## Source material

──────────

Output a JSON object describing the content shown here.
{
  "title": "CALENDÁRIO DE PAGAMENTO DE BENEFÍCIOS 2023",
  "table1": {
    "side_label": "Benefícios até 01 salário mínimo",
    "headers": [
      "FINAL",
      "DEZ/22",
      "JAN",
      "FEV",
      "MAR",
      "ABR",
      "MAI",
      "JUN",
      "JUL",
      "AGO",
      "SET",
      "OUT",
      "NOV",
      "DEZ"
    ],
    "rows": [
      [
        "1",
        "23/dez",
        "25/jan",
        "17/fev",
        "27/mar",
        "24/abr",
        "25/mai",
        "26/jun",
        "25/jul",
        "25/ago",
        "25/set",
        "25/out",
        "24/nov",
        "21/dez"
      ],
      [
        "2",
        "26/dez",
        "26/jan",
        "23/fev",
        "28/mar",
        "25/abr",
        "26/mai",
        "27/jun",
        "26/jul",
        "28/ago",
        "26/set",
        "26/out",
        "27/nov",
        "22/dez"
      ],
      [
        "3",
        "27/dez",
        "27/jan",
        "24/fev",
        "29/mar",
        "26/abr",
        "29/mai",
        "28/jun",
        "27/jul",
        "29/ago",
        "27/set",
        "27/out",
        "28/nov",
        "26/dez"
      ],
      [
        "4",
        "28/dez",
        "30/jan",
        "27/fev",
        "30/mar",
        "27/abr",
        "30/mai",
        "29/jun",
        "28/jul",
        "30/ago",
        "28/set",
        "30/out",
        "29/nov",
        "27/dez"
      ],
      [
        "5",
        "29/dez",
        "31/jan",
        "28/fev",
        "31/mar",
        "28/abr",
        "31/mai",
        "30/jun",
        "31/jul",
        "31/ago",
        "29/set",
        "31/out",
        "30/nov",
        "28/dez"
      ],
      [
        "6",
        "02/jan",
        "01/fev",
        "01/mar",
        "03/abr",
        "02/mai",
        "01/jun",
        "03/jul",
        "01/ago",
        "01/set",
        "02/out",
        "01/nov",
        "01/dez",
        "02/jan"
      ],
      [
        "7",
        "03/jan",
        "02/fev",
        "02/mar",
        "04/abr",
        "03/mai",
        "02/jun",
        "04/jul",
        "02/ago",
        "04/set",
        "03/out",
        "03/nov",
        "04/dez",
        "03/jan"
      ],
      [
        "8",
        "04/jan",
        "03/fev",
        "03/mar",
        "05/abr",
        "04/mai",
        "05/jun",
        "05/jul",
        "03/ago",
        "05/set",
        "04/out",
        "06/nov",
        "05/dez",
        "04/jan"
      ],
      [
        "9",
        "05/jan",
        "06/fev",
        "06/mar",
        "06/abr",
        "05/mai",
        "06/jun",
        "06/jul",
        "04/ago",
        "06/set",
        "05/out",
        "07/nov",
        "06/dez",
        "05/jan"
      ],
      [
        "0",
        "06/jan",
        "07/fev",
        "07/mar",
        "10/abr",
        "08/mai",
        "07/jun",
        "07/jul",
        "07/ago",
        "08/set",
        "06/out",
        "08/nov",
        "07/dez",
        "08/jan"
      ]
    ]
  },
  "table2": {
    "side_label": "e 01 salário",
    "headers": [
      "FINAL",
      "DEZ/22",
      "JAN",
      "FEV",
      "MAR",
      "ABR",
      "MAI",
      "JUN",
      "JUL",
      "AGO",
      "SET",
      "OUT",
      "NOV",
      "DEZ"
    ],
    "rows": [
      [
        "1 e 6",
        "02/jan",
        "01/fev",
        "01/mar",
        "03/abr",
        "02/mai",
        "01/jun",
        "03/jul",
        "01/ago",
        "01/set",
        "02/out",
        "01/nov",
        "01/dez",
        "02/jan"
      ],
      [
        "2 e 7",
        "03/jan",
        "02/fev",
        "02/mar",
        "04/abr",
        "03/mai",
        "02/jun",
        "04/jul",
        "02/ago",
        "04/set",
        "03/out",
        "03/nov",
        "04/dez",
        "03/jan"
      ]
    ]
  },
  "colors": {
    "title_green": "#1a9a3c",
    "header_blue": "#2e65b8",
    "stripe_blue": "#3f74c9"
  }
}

──────────

## Task directions
Repeat the material in full, exactly as it stands.

## Worked solution
Output a JSON object describing the content shown here.
{
  "title": "CALENDÁRIO DE PAGAMENTO DE BENEFÍCIOS 2023",
  "table1": {
    "side_label": "Benefícios até 01 salário mínimo",
    "headers": [
      "FINAL",
      "DEZ/22",
      "JAN",
      "FEV",
      "MAR",
      "ABR",
      "MAI",
      "JUN",
      "JUL",
      "AGO",
      "SET",
      "OUT",
      "NOV",
      "DEZ"
    ],
    "rows": [
      [
        "1",
        "23/dez",
        "25/jan",
        "17/fev",
        "27/mar",
        "24/abr",
        "25/mai",
        "26/jun",
        "25/jul",
        "25/ago",
        "25/set",
        "25/out",
        "24/nov",
        "21/dez"
      ],
      [
        "2",
        "26/dez",
        "26/jan",
        "23/fev",
        "28/mar",
        "25/abr",
        "26/mai",
        "27/jun",
        "26/jul",
        "28/ago",
        "26/set",
        "26/out",
        "27/nov",
        "22/dez"
      ],
      [
        "3",
        "27/dez",
        "27/jan",
        "24/fev",
        "29/mar",
        "26/abr",
        "29/mai",
        "28/jun",
        "27/jul",
        "29/ago",
        "27/set",
        "27/out",
        "28/nov",
        "26/dez"
      ],
      [
        "4",
        "28/dez",
        "30/jan",
        "27/fev",
        "30/mar",
        "27/abr",
        "30/mai",
        "29/jun",
        "28/jul",
        "30/ago",
        "28/set",
        "30/out",
        "29/nov",
        "27/dez"
      ],
      [
        "5",
        "29/dez",
        "31/jan",
        "28/fev",
        "31/mar",
        "28/abr",
        "31/mai",
        "30/jun",
        "31/jul",
        "31/ago",
        "29/set",
        "31/out",
        "30/nov",
        "28/dez"
      ],
      [
        "6",
        "02/jan",
        "01/fev",
        "01/mar",
        "03/abr",
        "02/mai",
        "01/jun",
        "03/jul",
        "01/ago",
        "01/set",
        "02/out",
        "01/nov",
        "01/dez",
        "02/jan"
      ],
      [
        "7",
        "03/jan",
        "02/fev",
        "02/mar",
        "04/abr",
        "03/mai",
        "02/jun",
        "04/jul",
        "02/ago",
        "04/set",
        "03/out",
        "03/nov",
        "04/dez",
        "03/jan"
      ],
      [
        "8",
        "04/jan",
        "03/fev",
        "03/mar",
        "05/abr",
        "04/mai",
        "05/jun",
        "05/jul",
        "03/ago",
        "05/set",
        "04/out",
        "06/nov",
        "05/dez",
        "04/jan"
      ],
      [
        "9",
        "05/jan",
        "06/fev",
        "06/mar",
        "06/abr",
        "05/mai",
        "06/jun",
        "06/jul",
        "04/ago",
        "06/set",
        "05/out",
        "07/nov",
        "06/dez",
        "05/jan"
      ],
      [
        "0",
        "06/jan",
        "07/fev",
        "07/mar",
        "10/abr",
        "08/mai",
        "07/jun",
        "07/jul",
        "07/ago",
        "08/set",
        "06/out",
        "08/nov",
        "07/dez",
        "08/jan"
      ]
    ]
  },
  "table2": {
    "side_label": "e 01 salário",
    "headers": [
      "FINAL",
      "DEZ/22",
      "JAN",
      "FEV",
      "MAR",
      "ABR",
      "MAI",
      "JUN",
      "JUL",
      "AGO",
      "SET",
      "OUT",
      "NOV",
      "DEZ"
    ],
    "rows": [
      [
        "1 e 6",
        "02/jan",
        "01/fev",
        "01/mar",
        "03/abr",
        "02/mai",
        "01/jun",
        "03/jul",
        "01/ago",
        "01/set",
        "02/out",
        "01/nov",
        "01/dez",
        "02/jan"
      ],
      [
        "2 e 7",
        "03/jan",
        "02/fev",
        "02/mar",
        "04/abr",
        "03/mai",
        "02/jun",
        "04/jul",
        "02/ago",
        "04/set",
        "03/out",
        "03/nov",
        "04/dez",
        "03/jan"
      ]
    ]
  },
  "colors": {
    "title_green": "#1a9a3c",
    "header_blue": "#2e65b8",
    "stripe_blue": "#3f74c9"
  }
}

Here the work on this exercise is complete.